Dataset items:

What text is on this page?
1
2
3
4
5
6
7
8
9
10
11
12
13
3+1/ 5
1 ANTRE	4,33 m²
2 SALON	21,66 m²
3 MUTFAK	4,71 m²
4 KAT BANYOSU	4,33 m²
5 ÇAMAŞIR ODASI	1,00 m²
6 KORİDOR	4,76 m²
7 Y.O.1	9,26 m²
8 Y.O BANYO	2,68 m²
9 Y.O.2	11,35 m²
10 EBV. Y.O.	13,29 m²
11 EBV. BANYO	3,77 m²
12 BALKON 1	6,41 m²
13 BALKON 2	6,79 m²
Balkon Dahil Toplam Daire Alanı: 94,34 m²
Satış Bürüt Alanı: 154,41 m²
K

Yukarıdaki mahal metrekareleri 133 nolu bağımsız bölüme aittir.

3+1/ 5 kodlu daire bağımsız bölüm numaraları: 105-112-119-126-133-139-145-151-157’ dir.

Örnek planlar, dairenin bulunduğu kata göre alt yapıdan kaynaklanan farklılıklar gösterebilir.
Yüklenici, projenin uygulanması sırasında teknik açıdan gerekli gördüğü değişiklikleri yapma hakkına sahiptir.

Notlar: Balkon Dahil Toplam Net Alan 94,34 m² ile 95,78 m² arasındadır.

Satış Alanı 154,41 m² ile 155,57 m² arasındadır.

What you will do:
Find how many lines in the material hold the word "bağımsız" and state that number alone.

Result for this task:
2